Records shown —
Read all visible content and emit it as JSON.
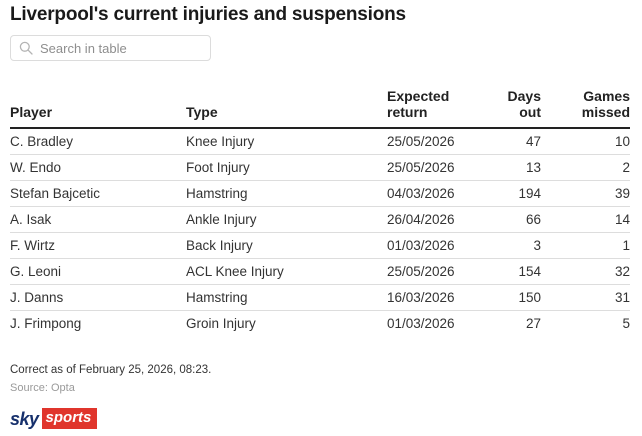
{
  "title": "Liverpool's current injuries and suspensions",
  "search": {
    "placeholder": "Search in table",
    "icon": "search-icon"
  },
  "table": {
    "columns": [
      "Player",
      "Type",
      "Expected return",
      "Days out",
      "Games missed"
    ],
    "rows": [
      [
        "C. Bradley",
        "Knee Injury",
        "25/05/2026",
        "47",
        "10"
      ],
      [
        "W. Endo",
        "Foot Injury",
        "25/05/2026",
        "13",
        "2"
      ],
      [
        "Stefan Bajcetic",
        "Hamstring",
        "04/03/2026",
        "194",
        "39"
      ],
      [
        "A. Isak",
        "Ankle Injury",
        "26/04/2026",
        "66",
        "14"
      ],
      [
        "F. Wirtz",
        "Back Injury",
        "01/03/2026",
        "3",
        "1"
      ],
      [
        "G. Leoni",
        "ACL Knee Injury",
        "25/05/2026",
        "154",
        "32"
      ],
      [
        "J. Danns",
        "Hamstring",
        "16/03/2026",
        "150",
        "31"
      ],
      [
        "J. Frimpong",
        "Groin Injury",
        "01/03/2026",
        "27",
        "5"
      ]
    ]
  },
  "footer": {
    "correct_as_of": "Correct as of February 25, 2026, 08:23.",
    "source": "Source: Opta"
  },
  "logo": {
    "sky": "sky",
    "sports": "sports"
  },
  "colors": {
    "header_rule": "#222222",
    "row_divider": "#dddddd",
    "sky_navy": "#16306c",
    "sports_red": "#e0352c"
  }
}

Directive — Copy each line of the records precisely and drop any images they hold.

Expected output —
Read all visible content and emit it as JSON.
{
  "title": "Liverpool's current injuries and suspensions",
  "search": {
    "placeholder": "Search in table",
    "icon": "search-icon"
  },
  "table": {
    "columns": [
      "Player",
      "Type",
      "Expected return",
      "Days out",
      "Games missed"
    ],
    "rows": [
      [
        "C. Bradley",
        "Knee Injury",
        "25/05/2026",
        "47",
        "10"
      ],
      [
        "W. Endo",
        "Foot Injury",
        "25/05/2026",
        "13",
        "2"
      ],
      [
        "Stefan Bajcetic",
        "Hamstring",
        "04/03/2026",
        "194",
        "39"
      ],
      [
        "A. Isak",
        "Ankle Injury",
        "26/04/2026",
        "66",
        "14"
      ],
      [
        "F. Wirtz",
        "Back Injury",
        "01/03/2026",
        "3",
        "1"
      ],
      [
        "G. Leoni",
        "ACL Knee Injury",
        "25/05/2026",
        "154",
        "32"
      ],
      [
        "J. Danns",
        "Hamstring",
        "16/03/2026",
        "150",
        "31"
      ],
      [
        "J. Frimpong",
        "Groin Injury",
        "01/03/2026",
        "27",
        "5"
      ]
    ]
  },
  "footer": {
    "correct_as_of": "Correct as of February 25, 2026, 08:23.",
    "source": "Source: Opta"
  },
  "logo": {
    "sky": "sky",
    "sports": "sports"
  },
  "colors": {
    "header_rule": "#222222",
    "row_divider": "#dddddd",
    "sky_navy": "#16306c",
    "sports_red": "#e0352c"
  }
}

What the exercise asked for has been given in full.